*** Opening of DATASET CONTENT ***
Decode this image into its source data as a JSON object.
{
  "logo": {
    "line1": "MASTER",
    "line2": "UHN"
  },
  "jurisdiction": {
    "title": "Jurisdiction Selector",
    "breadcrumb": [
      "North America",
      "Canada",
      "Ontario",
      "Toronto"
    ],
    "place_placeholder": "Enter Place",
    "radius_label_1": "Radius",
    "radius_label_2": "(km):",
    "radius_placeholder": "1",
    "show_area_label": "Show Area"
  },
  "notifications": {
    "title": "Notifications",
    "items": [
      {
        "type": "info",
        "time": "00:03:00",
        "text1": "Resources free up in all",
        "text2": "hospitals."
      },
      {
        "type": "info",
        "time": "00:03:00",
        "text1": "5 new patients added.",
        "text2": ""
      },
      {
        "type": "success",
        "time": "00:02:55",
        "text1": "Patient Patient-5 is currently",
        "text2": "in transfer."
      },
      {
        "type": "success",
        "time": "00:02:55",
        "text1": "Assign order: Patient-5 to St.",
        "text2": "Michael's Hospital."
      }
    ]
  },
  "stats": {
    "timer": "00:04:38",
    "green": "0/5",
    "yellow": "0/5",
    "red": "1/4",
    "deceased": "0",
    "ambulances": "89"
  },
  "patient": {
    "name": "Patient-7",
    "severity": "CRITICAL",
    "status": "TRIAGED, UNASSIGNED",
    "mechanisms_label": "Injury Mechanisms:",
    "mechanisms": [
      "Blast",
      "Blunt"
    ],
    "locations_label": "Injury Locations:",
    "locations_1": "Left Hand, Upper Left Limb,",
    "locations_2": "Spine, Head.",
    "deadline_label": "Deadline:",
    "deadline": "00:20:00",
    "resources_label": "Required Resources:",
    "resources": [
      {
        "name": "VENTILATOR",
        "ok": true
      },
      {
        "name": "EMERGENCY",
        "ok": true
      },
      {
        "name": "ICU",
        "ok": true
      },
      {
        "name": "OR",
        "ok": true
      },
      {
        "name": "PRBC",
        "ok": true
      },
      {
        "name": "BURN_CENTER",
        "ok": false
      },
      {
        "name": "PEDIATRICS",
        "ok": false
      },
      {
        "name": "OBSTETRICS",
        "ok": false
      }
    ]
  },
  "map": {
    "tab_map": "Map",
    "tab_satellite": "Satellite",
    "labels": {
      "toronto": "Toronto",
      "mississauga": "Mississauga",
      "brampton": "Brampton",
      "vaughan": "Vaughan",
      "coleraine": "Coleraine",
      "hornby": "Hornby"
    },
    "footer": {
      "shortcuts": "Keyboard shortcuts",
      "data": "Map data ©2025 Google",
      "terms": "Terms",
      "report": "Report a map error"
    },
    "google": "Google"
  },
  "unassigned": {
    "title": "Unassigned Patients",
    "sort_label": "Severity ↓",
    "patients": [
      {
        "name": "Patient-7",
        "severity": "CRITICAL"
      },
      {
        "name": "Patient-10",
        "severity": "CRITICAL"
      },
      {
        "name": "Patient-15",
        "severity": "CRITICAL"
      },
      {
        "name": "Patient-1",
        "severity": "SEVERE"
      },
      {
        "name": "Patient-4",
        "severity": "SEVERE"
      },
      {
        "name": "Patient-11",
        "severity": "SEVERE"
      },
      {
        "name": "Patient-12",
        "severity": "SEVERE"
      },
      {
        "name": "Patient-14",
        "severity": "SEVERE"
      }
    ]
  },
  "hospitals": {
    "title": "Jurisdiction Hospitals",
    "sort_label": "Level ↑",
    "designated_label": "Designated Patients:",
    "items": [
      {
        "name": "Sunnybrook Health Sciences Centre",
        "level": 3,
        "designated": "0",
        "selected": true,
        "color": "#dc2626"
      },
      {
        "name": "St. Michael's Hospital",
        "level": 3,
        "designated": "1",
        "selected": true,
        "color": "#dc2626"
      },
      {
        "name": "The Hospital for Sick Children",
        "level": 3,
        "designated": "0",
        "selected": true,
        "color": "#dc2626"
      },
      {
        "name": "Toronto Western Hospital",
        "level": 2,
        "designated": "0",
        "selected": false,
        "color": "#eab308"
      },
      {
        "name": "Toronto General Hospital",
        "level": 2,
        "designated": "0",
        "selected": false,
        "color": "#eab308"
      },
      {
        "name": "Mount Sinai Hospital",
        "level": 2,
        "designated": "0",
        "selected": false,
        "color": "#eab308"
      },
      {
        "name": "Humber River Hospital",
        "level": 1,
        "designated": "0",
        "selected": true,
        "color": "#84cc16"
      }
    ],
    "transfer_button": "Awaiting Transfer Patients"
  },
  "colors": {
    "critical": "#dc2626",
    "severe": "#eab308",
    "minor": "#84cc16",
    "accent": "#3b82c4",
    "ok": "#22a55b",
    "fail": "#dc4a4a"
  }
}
*** Close of DATASET CONTENT ***
* [WHAT NEEDS TO BE DONE]
The data above, all of it, needs to be output exactly as written.

* [EXERCISE ANSWER]
Decode this image into its source data as a JSON object.
{
  "logo": {
    "line1": "MASTER",
    "line2": "UHN"
  },
  "jurisdiction": {
    "title": "Jurisdiction Selector",
    "breadcrumb": [
      "North America",
      "Canada",
      "Ontario",
      "Toronto"
    ],
    "place_placeholder": "Enter Place",
    "radius_label_1": "Radius",
    "radius_label_2": "(km):",
    "radius_placeholder": "1",
    "show_area_label": "Show Area"
  },
  "notifications": {
    "title": "Notifications",
    "items": [
      {
        "type": "info",
        "time": "00:03:00",
        "text1": "Resources free up in all",
        "text2": "hospitals."
      },
      {
        "type": "info",
        "time": "00:03:00",
        "text1": "5 new patients added.",
        "text2": ""
      },
      {
        "type": "success",
        "time": "00:02:55",
        "text1": "Patient Patient-5 is currently",
        "text2": "in transfer."
      },
      {
        "type": "success",
        "time": "00:02:55",
        "text1": "Assign order: Patient-5 to St.",
        "text2": "Michael's Hospital."
      }
    ]
  },
  "stats": {
    "timer": "00:04:38",
    "green": "0/5",
    "yellow": "0/5",
    "red": "1/4",
    "deceased": "0",
    "ambulances": "89"
  },
  "patient": {
    "name": "Patient-7",
    "severity": "CRITICAL",
    "status": "TRIAGED, UNASSIGNED",
    "mechanisms_label": "Injury Mechanisms:",
    "mechanisms": [
      "Blast",
      "Blunt"
    ],
    "locations_label": "Injury Locations:",
    "locations_1": "Left Hand, Upper Left Limb,",
    "locations_2": "Spine, Head.",
    "deadline_label": "Deadline:",
    "deadline": "00:20:00",
    "resources_label": "Required Resources:",
    "resources": [
      {
        "name": "VENTILATOR",
        "ok": true
      },
      {
        "name": "EMERGENCY",
        "ok": true
      },
      {
        "name": "ICU",
        "ok": true
      },
      {
        "name": "OR",
        "ok": true
      },
      {
        "name": "PRBC",
        "ok": true
      },
      {
        "name": "BURN_CENTER",
        "ok": false
      },
      {
        "name": "PEDIATRICS",
        "ok": false
      },
      {
        "name": "OBSTETRICS",
        "ok": false
      }
    ]
  },
  "map": {
    "tab_map": "Map",
    "tab_satellite": "Satellite",
    "labels": {
      "toronto": "Toronto",
      "mississauga": "Mississauga",
      "brampton": "Brampton",
      "vaughan": "Vaughan",
      "coleraine": "Coleraine",
      "hornby": "Hornby"
    },
    "footer": {
      "shortcuts": "Keyboard shortcuts",
      "data": "Map data ©2025 Google",
      "terms": "Terms",
      "report": "Report a map error"
    },
    "google": "Google"
  },
  "unassigned": {
    "title": "Unassigned Patients",
    "sort_label": "Severity ↓",
    "patients": [
      {
        "name": "Patient-7",
        "severity": "CRITICAL"
      },
      {
        "name": "Patient-10",
        "severity": "CRITICAL"
      },
      {
        "name": "Patient-15",
        "severity": "CRITICAL"
      },
      {
        "name": "Patient-1",
        "severity": "SEVERE"
      },
      {
        "name": "Patient-4",
        "severity": "SEVERE"
      },
      {
        "name": "Patient-11",
        "severity": "SEVERE"
      },
      {
        "name": "Patient-12",
        "severity": "SEVERE"
      },
      {
        "name": "Patient-14",
        "severity": "SEVERE"
      }
    ]
  },
  "hospitals": {
    "title": "Jurisdiction Hospitals",
    "sort_label": "Level ↑",
    "designated_label": "Designated Patients:",
    "items": [
      {
        "name": "Sunnybrook Health Sciences Centre",
        "level": 3,
        "designated": "0",
        "selected": true,
        "color": "#dc2626"
      },
      {
        "name": "St. Michael's Hospital",
        "level": 3,
        "designated": "1",
        "selected": true,
        "color": "#dc2626"
      },
      {
        "name": "The Hospital for Sick Children",
        "level": 3,
        "designated": "0",
        "selected": true,
        "color": "#dc2626"
      },
      {
        "name": "Toronto Western Hospital",
        "level": 2,
        "designated": "0",
        "selected": false,
        "color": "#eab308"
      },
      {
        "name": "Toronto General Hospital",
        "level": 2,
        "designated": "0",
        "selected": false,
        "color": "#eab308"
      },
      {
        "name": "Mount Sinai Hospital",
        "level": 2,
        "designated": "0",
        "selected": false,
        "color": "#eab308"
      },
      {
        "name": "Humber River Hospital",
        "level": 1,
        "designated": "0",
        "selected": true,
        "color": "#84cc16"
      }
    ],
    "transfer_button": "Awaiting Transfer Patients"
  },
  "colors": {
    "critical": "#dc2626",
    "severe": "#eab308",
    "minor": "#84cc16",
    "accent": "#3b82c4",
    "ok": "#22a55b",
    "fail": "#dc4a4a"
  }
}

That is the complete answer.